» DATA ENTRIES:
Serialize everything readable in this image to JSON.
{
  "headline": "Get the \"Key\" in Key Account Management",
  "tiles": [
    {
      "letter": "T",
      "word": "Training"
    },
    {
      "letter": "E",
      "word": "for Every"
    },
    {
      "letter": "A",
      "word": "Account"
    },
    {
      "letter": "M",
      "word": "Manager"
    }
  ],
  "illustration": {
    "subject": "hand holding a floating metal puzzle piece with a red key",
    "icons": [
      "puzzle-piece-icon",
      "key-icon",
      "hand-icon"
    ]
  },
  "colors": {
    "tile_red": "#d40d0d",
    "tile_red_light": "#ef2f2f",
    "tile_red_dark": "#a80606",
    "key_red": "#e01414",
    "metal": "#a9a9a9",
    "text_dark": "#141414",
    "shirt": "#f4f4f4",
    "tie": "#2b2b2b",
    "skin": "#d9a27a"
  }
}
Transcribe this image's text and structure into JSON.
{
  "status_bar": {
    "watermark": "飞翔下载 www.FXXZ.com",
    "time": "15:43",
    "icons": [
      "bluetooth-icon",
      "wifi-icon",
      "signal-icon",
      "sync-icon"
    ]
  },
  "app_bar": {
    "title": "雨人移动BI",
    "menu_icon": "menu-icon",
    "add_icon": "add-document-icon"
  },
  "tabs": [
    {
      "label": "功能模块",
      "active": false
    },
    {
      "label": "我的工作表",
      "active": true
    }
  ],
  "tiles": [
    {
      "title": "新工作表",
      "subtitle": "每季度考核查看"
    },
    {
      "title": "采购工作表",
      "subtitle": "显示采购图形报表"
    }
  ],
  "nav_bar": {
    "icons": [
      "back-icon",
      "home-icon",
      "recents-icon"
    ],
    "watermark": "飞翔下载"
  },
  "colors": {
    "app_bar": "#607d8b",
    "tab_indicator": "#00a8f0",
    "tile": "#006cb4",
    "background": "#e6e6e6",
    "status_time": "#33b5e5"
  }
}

--

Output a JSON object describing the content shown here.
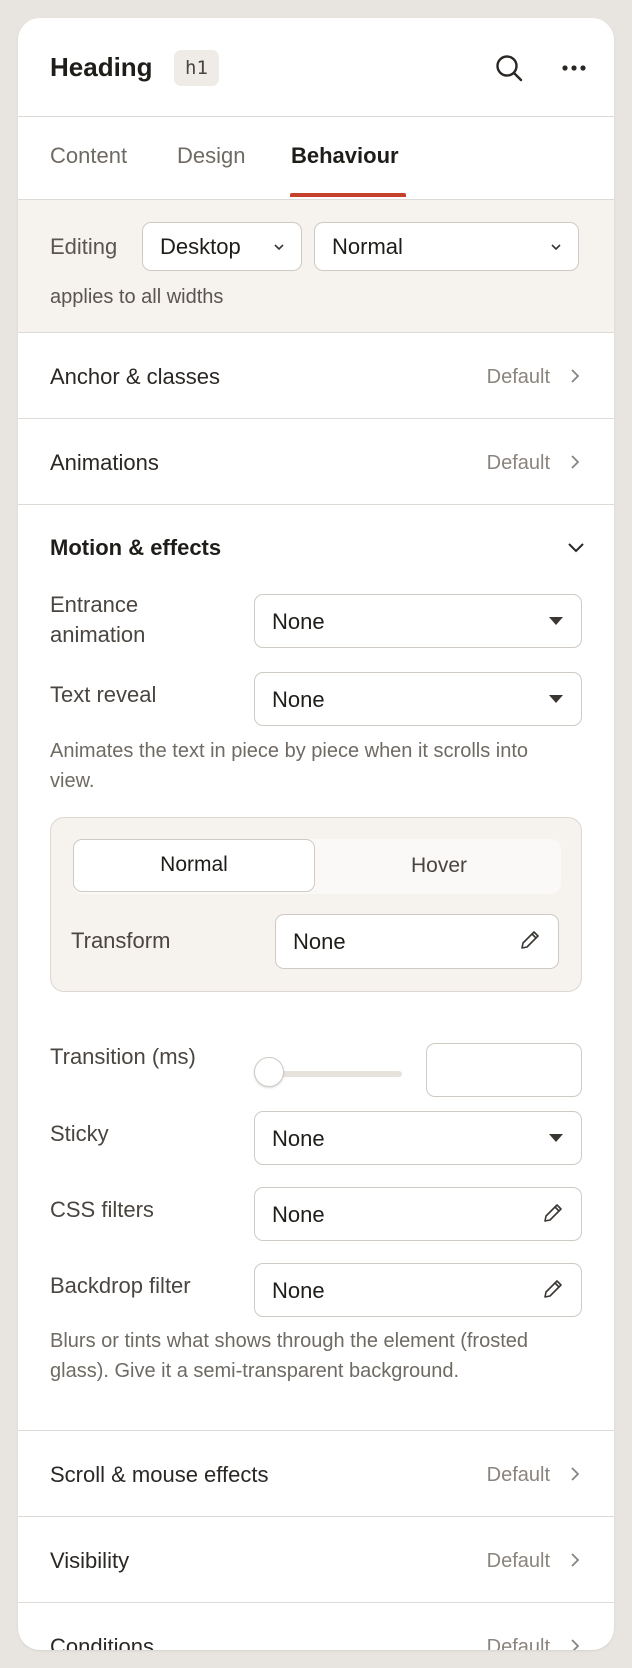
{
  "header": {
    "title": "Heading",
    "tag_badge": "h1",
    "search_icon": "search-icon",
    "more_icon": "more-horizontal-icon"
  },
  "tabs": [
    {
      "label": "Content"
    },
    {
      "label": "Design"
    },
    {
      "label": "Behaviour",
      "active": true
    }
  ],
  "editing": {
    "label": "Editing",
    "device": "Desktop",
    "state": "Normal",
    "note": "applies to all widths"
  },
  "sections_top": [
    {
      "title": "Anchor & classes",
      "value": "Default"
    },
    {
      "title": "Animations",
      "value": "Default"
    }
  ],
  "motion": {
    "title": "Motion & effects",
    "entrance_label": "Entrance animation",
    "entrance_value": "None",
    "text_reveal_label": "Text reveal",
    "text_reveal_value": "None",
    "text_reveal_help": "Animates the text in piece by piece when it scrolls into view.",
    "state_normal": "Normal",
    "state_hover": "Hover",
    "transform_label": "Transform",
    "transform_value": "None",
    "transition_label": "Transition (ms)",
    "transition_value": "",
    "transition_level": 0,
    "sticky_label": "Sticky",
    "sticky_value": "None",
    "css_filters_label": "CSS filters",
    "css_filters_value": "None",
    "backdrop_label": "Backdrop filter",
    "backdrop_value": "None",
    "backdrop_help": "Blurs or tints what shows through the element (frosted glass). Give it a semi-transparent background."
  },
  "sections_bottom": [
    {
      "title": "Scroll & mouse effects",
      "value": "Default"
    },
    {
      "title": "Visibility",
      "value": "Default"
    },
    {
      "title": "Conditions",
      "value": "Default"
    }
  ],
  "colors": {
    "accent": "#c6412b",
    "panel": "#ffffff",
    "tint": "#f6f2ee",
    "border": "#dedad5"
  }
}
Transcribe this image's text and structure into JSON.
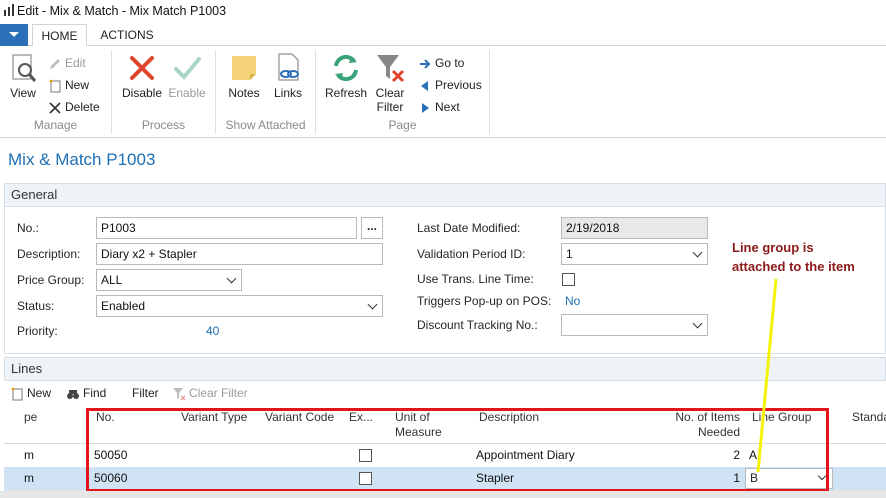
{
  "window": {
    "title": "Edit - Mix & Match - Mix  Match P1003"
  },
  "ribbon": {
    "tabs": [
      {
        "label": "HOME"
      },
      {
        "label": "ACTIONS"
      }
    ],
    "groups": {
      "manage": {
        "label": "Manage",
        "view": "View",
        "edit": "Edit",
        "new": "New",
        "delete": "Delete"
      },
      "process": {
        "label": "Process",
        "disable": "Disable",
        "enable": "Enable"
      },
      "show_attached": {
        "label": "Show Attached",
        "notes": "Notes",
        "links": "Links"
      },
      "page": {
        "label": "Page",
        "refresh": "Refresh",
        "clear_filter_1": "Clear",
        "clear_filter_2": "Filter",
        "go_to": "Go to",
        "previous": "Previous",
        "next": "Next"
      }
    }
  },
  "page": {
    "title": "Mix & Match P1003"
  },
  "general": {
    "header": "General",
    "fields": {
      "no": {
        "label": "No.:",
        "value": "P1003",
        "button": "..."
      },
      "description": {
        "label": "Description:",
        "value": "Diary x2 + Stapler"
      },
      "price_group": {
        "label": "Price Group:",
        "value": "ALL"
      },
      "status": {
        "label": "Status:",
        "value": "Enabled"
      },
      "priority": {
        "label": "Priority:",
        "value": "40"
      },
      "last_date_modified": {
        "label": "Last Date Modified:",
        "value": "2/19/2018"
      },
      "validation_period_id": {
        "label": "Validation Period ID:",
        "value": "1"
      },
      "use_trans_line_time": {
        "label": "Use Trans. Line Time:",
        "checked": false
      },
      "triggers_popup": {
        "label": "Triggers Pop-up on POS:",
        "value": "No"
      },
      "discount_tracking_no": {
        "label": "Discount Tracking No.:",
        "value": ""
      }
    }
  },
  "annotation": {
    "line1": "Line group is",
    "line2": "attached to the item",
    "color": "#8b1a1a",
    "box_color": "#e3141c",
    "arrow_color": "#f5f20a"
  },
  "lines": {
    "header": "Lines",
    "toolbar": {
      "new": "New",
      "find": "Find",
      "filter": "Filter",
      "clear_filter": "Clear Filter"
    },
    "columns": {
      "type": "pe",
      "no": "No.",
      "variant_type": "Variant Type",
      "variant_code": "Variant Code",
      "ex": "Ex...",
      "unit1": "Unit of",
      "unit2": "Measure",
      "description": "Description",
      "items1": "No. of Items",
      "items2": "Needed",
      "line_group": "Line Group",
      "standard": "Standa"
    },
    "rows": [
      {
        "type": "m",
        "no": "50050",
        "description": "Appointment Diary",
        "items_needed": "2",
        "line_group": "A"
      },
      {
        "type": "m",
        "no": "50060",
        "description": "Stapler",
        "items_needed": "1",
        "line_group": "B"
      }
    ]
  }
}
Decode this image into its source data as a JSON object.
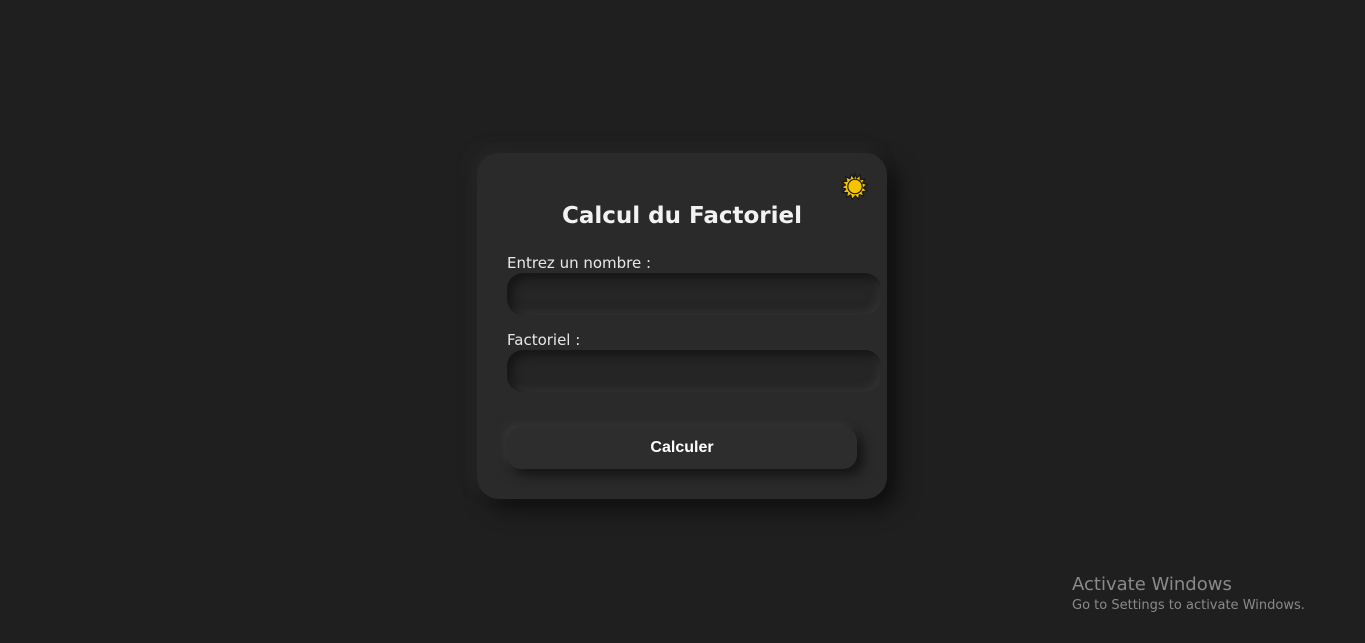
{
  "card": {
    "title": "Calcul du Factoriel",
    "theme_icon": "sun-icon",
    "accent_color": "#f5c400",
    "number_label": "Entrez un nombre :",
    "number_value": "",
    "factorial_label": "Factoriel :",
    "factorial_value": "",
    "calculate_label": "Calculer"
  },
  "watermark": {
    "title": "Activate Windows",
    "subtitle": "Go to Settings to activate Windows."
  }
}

---

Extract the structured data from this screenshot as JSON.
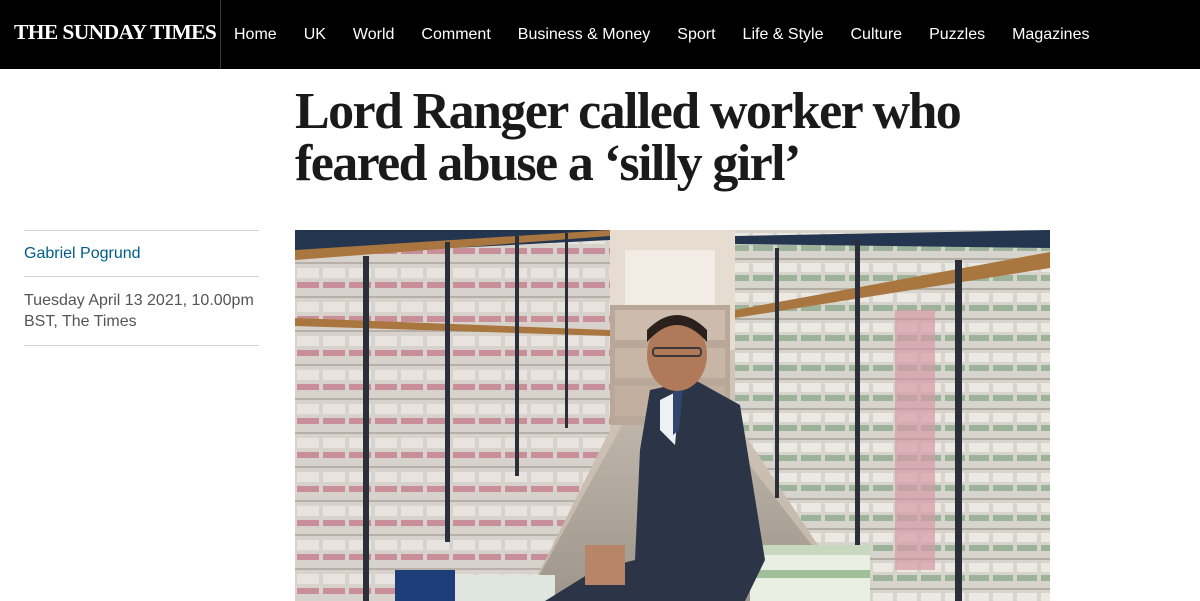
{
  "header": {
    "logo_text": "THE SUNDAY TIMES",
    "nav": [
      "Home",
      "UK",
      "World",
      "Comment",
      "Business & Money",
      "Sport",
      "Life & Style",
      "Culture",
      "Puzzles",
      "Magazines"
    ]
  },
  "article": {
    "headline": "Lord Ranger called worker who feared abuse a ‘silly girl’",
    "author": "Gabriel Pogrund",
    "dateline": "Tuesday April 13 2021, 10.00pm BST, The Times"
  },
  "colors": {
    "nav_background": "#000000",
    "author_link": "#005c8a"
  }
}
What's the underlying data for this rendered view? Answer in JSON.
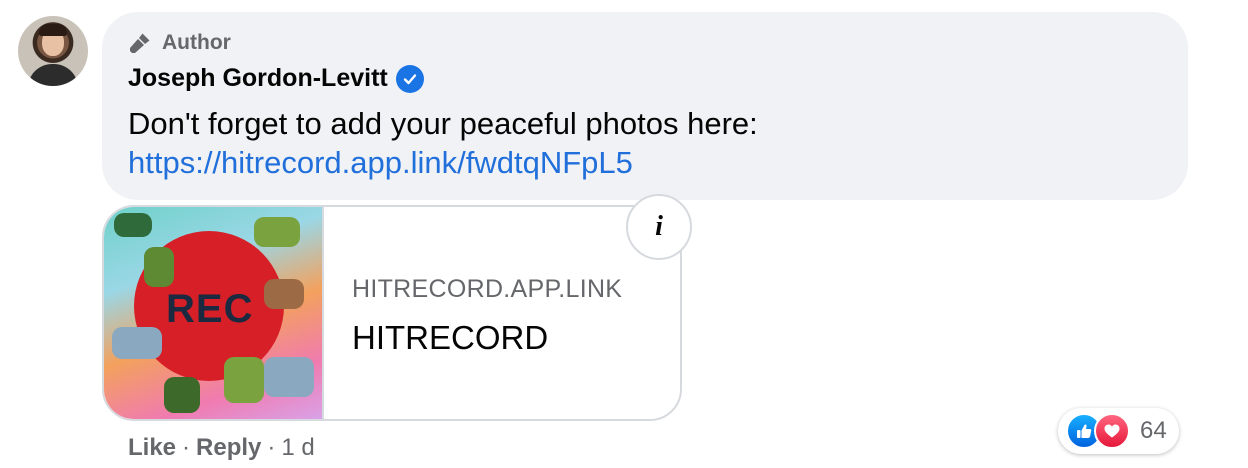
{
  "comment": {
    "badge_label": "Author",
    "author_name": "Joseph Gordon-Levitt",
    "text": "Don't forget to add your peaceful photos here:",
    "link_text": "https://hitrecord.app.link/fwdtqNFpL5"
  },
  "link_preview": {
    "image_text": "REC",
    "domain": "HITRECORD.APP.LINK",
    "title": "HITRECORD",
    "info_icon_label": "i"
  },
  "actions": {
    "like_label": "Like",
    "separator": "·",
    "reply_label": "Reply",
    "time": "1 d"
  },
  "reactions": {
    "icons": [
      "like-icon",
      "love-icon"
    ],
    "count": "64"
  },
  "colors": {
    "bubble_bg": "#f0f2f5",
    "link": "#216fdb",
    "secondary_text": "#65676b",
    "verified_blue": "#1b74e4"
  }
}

» PROMPT:
Using the material above, count the lines containing the word "piece". Reply with the number alone.

» RESULT:
3